Records about charts and figures:
# # # #
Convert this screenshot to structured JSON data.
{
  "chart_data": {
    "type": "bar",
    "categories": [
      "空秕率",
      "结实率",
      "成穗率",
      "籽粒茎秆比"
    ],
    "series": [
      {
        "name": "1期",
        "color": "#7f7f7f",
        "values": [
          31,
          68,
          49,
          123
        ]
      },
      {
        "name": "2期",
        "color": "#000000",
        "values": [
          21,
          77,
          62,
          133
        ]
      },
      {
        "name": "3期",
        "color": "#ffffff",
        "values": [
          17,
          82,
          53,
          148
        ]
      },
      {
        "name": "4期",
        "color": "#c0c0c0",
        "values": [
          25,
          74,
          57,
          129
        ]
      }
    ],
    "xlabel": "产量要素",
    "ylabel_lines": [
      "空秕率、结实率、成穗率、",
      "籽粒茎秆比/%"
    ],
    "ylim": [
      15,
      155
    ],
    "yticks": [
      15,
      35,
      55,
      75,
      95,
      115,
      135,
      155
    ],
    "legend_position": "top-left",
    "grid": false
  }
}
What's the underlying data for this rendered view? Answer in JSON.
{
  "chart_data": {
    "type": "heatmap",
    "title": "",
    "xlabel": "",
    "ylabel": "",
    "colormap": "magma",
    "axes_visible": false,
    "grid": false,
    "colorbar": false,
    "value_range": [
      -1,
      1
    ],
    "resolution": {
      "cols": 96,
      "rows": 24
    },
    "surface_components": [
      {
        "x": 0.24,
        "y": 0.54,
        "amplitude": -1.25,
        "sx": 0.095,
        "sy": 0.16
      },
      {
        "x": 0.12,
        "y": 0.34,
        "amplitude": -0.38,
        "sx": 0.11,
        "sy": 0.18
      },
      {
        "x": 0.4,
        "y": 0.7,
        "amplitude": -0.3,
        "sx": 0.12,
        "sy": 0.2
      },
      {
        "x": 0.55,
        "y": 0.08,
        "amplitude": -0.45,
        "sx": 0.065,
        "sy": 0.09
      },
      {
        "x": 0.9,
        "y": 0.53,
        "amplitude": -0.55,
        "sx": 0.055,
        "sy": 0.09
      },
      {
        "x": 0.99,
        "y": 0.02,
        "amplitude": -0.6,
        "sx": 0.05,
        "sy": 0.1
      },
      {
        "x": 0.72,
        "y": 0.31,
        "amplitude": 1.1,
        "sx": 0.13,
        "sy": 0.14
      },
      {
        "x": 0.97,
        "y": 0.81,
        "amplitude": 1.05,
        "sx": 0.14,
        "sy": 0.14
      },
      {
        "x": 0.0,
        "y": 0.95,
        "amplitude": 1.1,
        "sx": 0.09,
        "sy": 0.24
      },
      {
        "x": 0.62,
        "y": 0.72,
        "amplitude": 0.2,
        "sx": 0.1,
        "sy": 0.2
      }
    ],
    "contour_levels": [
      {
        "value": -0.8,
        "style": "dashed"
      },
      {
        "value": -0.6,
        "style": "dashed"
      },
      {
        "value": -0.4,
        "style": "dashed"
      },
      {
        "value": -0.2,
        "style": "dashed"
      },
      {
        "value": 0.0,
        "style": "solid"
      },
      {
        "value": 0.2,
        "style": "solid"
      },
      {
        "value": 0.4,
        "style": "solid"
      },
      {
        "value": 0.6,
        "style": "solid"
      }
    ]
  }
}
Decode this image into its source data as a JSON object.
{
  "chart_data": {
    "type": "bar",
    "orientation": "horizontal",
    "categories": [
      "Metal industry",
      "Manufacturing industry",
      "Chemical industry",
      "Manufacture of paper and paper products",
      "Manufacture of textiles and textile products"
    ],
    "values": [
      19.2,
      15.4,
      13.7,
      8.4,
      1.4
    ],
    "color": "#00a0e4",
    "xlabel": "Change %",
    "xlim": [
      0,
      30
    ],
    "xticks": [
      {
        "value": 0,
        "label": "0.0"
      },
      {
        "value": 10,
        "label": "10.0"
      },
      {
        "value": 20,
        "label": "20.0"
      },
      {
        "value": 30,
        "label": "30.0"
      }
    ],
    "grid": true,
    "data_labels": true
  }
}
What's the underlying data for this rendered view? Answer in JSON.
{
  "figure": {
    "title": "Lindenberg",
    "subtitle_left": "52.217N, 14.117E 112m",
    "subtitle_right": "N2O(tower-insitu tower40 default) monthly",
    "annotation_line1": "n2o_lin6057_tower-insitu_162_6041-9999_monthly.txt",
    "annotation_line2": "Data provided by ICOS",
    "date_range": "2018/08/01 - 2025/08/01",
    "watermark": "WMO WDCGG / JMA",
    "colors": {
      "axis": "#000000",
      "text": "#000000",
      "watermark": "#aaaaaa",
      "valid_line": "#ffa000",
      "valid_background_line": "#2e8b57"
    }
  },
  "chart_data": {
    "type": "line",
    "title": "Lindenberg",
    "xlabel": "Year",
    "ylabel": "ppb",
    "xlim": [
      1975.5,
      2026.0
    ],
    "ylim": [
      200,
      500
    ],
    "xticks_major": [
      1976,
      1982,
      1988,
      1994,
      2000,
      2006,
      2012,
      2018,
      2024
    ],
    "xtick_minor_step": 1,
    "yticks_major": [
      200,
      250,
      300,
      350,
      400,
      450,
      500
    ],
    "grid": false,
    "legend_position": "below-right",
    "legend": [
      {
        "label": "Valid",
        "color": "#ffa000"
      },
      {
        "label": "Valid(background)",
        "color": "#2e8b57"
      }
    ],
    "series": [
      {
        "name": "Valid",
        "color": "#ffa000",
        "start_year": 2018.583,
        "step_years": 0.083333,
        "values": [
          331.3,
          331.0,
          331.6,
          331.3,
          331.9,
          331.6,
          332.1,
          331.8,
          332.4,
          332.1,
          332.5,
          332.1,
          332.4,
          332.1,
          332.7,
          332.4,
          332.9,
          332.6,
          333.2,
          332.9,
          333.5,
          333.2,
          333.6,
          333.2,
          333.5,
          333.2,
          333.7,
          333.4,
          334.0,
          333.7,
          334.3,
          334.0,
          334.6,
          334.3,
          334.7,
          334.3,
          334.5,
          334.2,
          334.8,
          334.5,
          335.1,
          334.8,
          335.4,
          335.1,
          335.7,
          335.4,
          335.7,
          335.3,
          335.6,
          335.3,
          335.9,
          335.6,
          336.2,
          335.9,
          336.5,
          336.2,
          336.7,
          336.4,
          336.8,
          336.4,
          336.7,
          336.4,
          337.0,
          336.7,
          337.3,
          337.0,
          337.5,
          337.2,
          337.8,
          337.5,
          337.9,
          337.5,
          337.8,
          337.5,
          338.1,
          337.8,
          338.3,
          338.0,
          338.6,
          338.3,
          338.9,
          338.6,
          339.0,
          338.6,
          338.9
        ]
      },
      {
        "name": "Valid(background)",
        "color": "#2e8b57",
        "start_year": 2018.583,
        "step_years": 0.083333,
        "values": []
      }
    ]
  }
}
# # # #
## EXERCISE BRIEF
Make an exact copy of every line in the data.

## RESPONSE TO THIS TASK
Convert this screenshot to structured JSON data.
{
  "chart_data": {
    "type": "bar",
    "categories": [
      "空秕率",
      "结实率",
      "成穗率",
      "籽粒茎秆比"
    ],
    "series": [
      {
        "name": "1期",
        "color": "#7f7f7f",
        "values": [
          31,
          68,
          49,
          123
        ]
      },
      {
        "name": "2期",
        "color": "#000000",
        "values": [
          21,
          77,
          62,
          133
        ]
      },
      {
        "name": "3期",
        "color": "#ffffff",
        "values": [
          17,
          82,
          53,
          148
        ]
      },
      {
        "name": "4期",
        "color": "#c0c0c0",
        "values": [
          25,
          74,
          57,
          129
        ]
      }
    ],
    "xlabel": "产量要素",
    "ylabel_lines": [
      "空秕率、结实率、成穗率、",
      "籽粒茎秆比/%"
    ],
    "ylim": [
      15,
      155
    ],
    "yticks": [
      15,
      35,
      55,
      75,
      95,
      115,
      135,
      155
    ],
    "legend_position": "top-left",
    "grid": false
  }
}
What's the underlying data for this rendered view? Answer in JSON.
{
  "chart_data": {
    "type": "heatmap",
    "title": "",
    "xlabel": "",
    "ylabel": "",
    "colormap": "magma",
    "axes_visible": false,
    "grid": false,
    "colorbar": false,
    "value_range": [
      -1,
      1
    ],
    "resolution": {
      "cols": 96,
      "rows": 24
    },
    "surface_components": [
      {
        "x": 0.24,
        "y": 0.54,
        "amplitude": -1.25,
        "sx": 0.095,
        "sy": 0.16
      },
      {
        "x": 0.12,
        "y": 0.34,
        "amplitude": -0.38,
        "sx": 0.11,
        "sy": 0.18
      },
      {
        "x": 0.4,
        "y": 0.7,
        "amplitude": -0.3,
        "sx": 0.12,
        "sy": 0.2
      },
      {
        "x": 0.55,
        "y": 0.08,
        "amplitude": -0.45,
        "sx": 0.065,
        "sy": 0.09
      },
      {
        "x": 0.9,
        "y": 0.53,
        "amplitude": -0.55,
        "sx": 0.055,
        "sy": 0.09
      },
      {
        "x": 0.99,
        "y": 0.02,
        "amplitude": -0.6,
        "sx": 0.05,
        "sy": 0.1
      },
      {
        "x": 0.72,
        "y": 0.31,
        "amplitude": 1.1,
        "sx": 0.13,
        "sy": 0.14
      },
      {
        "x": 0.97,
        "y": 0.81,
        "amplitude": 1.05,
        "sx": 0.14,
        "sy": 0.14
      },
      {
        "x": 0.0,
        "y": 0.95,
        "amplitude": 1.1,
        "sx": 0.09,
        "sy": 0.24
      },
      {
        "x": 0.62,
        "y": 0.72,
        "amplitude": 0.2,
        "sx": 0.1,
        "sy": 0.2
      }
    ],
    "contour_levels": [
      {
        "value": -0.8,
        "style": "dashed"
      },
      {
        "value": -0.6,
        "style": "dashed"
      },
      {
        "value": -0.4,
        "style": "dashed"
      },
      {
        "value": -0.2,
        "style": "dashed"
      },
      {
        "value": 0.0,
        "style": "solid"
      },
      {
        "value": 0.2,
        "style": "solid"
      },
      {
        "value": 0.4,
        "style": "solid"
      },
      {
        "value": 0.6,
        "style": "solid"
      }
    ]
  }
}
Decode this image into its source data as a JSON object.
{
  "chart_data": {
    "type": "bar",
    "orientation": "horizontal",
    "categories": [
      "Metal industry",
      "Manufacturing industry",
      "Chemical industry",
      "Manufacture of paper and paper products",
      "Manufacture of textiles and textile products"
    ],
    "values": [
      19.2,
      15.4,
      13.7,
      8.4,
      1.4
    ],
    "color": "#00a0e4",
    "xlabel": "Change %",
    "xlim": [
      0,
      30
    ],
    "xticks": [
      {
        "value": 0,
        "label": "0.0"
      },
      {
        "value": 10,
        "label": "10.0"
      },
      {
        "value": 20,
        "label": "20.0"
      },
      {
        "value": 30,
        "label": "30.0"
      }
    ],
    "grid": true,
    "data_labels": true
  }
}
What's the underlying data for this rendered view? Answer in JSON.
{
  "figure": {
    "title": "Lindenberg",
    "subtitle_left": "52.217N, 14.117E 112m",
    "subtitle_right": "N2O(tower-insitu tower40 default) monthly",
    "annotation_line1": "n2o_lin6057_tower-insitu_162_6041-9999_monthly.txt",
    "annotation_line2": "Data provided by ICOS",
    "date_range": "2018/08/01 - 2025/08/01",
    "watermark": "WMO WDCGG / JMA",
    "colors": {
      "axis": "#000000",
      "text": "#000000",
      "watermark": "#aaaaaa",
      "valid_line": "#ffa000",
      "valid_background_line": "#2e8b57"
    }
  },
  "chart_data": {
    "type": "line",
    "title": "Lindenberg",
    "xlabel": "Year",
    "ylabel": "ppb",
    "xlim": [
      1975.5,
      2026.0
    ],
    "ylim": [
      200,
      500
    ],
    "xticks_major": [
      1976,
      1982,
      1988,
      1994,
      2000,
      2006,
      2012,
      2018,
      2024
    ],
    "xtick_minor_step": 1,
    "yticks_major": [
      200,
      250,
      300,
      350,
      400,
      450,
      500
    ],
    "grid": false,
    "legend_position": "below-right",
    "legend": [
      {
        "label": "Valid",
        "color": "#ffa000"
      },
      {
        "label": "Valid(background)",
        "color": "#2e8b57"
      }
    ],
    "series": [
      {
        "name": "Valid",
        "color": "#ffa000",
        "start_year": 2018.583,
        "step_years": 0.083333,
        "values": [
          331.3,
          331.0,
          331.6,
          331.3,
          331.9,
          331.6,
          332.1,
          331.8,
          332.4,
          332.1,
          332.5,
          332.1,
          332.4,
          332.1,
          332.7,
          332.4,
          332.9,
          332.6,
          333.2,
          332.9,
          333.5,
          333.2,
          333.6,
          333.2,
          333.5,
          333.2,
          333.7,
          333.4,
          334.0,
          333.7,
          334.3,
          334.0,
          334.6,
          334.3,
          334.7,
          334.3,
          334.5,
          334.2,
          334.8,
          334.5,
          335.1,
          334.8,
          335.4,
          335.1,
          335.7,
          335.4,
          335.7,
          335.3,
          335.6,
          335.3,
          335.9,
          335.6,
          336.2,
          335.9,
          336.5,
          336.2,
          336.7,
          336.4,
          336.8,
          336.4,
          336.7,
          336.4,
          337.0,
          336.7,
          337.3,
          337.0,
          337.5,
          337.2,
          337.8,
          337.5,
          337.9,
          337.5,
          337.8,
          337.5,
          338.1,
          337.8,
          338.3,
          338.0,
          338.6,
          338.3,
          338.9,
          338.6,
          339.0,
          338.6,
          338.9
        ]
      },
      {
        "name": "Valid(background)",
        "color": "#2e8b57",
        "start_year": 2018.583,
        "step_years": 0.083333,
        "values": []
      }
    ]
  }
}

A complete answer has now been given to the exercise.